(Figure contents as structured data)
[start]

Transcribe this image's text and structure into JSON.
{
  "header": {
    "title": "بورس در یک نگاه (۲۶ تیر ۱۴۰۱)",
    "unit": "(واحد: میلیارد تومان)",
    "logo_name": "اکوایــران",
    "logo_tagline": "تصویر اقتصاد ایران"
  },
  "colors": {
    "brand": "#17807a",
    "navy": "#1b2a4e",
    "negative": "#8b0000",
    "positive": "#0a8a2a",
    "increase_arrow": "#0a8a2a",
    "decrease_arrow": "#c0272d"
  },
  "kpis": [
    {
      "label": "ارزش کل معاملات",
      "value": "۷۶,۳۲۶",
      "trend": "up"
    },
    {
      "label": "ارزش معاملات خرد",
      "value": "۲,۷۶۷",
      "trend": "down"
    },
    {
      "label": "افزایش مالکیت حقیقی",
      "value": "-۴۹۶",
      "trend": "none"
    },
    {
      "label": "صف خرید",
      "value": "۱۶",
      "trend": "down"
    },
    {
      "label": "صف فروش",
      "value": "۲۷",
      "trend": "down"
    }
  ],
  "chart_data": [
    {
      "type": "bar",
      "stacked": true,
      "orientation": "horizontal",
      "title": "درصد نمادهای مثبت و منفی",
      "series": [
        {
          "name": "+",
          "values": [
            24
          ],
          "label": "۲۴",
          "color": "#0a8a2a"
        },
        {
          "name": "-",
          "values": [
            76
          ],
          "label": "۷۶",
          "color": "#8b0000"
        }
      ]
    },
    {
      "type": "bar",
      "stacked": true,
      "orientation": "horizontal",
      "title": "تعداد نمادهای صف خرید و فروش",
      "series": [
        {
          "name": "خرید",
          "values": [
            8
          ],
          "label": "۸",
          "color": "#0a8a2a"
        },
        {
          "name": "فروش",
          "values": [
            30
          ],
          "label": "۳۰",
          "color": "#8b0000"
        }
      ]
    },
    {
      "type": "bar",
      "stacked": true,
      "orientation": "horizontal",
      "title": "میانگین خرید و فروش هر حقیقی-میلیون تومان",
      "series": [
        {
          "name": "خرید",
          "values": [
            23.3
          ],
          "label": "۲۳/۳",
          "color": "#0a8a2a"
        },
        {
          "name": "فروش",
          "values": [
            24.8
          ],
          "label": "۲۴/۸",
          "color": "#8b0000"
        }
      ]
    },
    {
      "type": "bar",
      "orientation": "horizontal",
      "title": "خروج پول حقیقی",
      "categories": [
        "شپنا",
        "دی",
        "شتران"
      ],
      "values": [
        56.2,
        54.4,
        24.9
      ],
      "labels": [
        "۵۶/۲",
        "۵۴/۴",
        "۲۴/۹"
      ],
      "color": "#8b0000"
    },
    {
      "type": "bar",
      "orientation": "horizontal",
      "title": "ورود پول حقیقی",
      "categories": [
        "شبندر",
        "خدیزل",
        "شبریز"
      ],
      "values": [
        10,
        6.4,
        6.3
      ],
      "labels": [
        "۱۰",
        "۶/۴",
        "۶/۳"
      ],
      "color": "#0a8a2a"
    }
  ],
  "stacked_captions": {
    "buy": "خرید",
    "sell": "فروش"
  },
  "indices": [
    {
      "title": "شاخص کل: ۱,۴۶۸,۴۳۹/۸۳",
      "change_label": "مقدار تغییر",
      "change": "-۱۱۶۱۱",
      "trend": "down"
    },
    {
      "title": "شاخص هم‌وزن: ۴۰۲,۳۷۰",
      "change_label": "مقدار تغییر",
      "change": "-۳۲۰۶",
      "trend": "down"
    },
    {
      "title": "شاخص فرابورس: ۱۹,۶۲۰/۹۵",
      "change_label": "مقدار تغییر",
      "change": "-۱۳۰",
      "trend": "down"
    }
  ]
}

[end]

◆ Exercise directions
Word for word, write out the data.

◆ Result of this exercise
Transcribe this image's text and structure into JSON.
{
  "header": {
    "title": "بورس در یک نگاه (۲۶ تیر ۱۴۰۱)",
    "unit": "(واحد: میلیارد تومان)",
    "logo_name": "اکوایــران",
    "logo_tagline": "تصویر اقتصاد ایران"
  },
  "colors": {
    "brand": "#17807a",
    "navy": "#1b2a4e",
    "negative": "#8b0000",
    "positive": "#0a8a2a",
    "increase_arrow": "#0a8a2a",
    "decrease_arrow": "#c0272d"
  },
  "kpis": [
    {
      "label": "ارزش کل معاملات",
      "value": "۷۶,۳۲۶",
      "trend": "up"
    },
    {
      "label": "ارزش معاملات خرد",
      "value": "۲,۷۶۷",
      "trend": "down"
    },
    {
      "label": "افزایش مالکیت حقیقی",
      "value": "-۴۹۶",
      "trend": "none"
    },
    {
      "label": "صف خرید",
      "value": "۱۶",
      "trend": "down"
    },
    {
      "label": "صف فروش",
      "value": "۲۷",
      "trend": "down"
    }
  ],
  "chart_data": [
    {
      "type": "bar",
      "stacked": true,
      "orientation": "horizontal",
      "title": "درصد نمادهای مثبت و منفی",
      "series": [
        {
          "name": "+",
          "values": [
            24
          ],
          "label": "۲۴",
          "color": "#0a8a2a"
        },
        {
          "name": "-",
          "values": [
            76
          ],
          "label": "۷۶",
          "color": "#8b0000"
        }
      ]
    },
    {
      "type": "bar",
      "stacked": true,
      "orientation": "horizontal",
      "title": "تعداد نمادهای صف خرید و فروش",
      "series": [
        {
          "name": "خرید",
          "values": [
            8
          ],
          "label": "۸",
          "color": "#0a8a2a"
        },
        {
          "name": "فروش",
          "values": [
            30
          ],
          "label": "۳۰",
          "color": "#8b0000"
        }
      ]
    },
    {
      "type": "bar",
      "stacked": true,
      "orientation": "horizontal",
      "title": "میانگین خرید و فروش هر حقیقی-میلیون تومان",
      "series": [
        {
          "name": "خرید",
          "values": [
            23.3
          ],
          "label": "۲۳/۳",
          "color": "#0a8a2a"
        },
        {
          "name": "فروش",
          "values": [
            24.8
          ],
          "label": "۲۴/۸",
          "color": "#8b0000"
        }
      ]
    },
    {
      "type": "bar",
      "orientation": "horizontal",
      "title": "خروج پول حقیقی",
      "categories": [
        "شپنا",
        "دی",
        "شتران"
      ],
      "values": [
        56.2,
        54.4,
        24.9
      ],
      "labels": [
        "۵۶/۲",
        "۵۴/۴",
        "۲۴/۹"
      ],
      "color": "#8b0000"
    },
    {
      "type": "bar",
      "orientation": "horizontal",
      "title": "ورود پول حقیقی",
      "categories": [
        "شبندر",
        "خدیزل",
        "شبریز"
      ],
      "values": [
        10,
        6.4,
        6.3
      ],
      "labels": [
        "۱۰",
        "۶/۴",
        "۶/۳"
      ],
      "color": "#0a8a2a"
    }
  ],
  "stacked_captions": {
    "buy": "خرید",
    "sell": "فروش"
  },
  "indices": [
    {
      "title": "شاخص کل: ۱,۴۶۸,۴۳۹/۸۳",
      "change_label": "مقدار تغییر",
      "change": "-۱۱۶۱۱",
      "trend": "down"
    },
    {
      "title": "شاخص هم‌وزن: ۴۰۲,۳۷۰",
      "change_label": "مقدار تغییر",
      "change": "-۳۲۰۶",
      "trend": "down"
    },
    {
      "title": "شاخص فرابورس: ۱۹,۶۲۰/۹۵",
      "change_label": "مقدار تغییر",
      "change": "-۱۳۰",
      "trend": "down"
    }
  ]
}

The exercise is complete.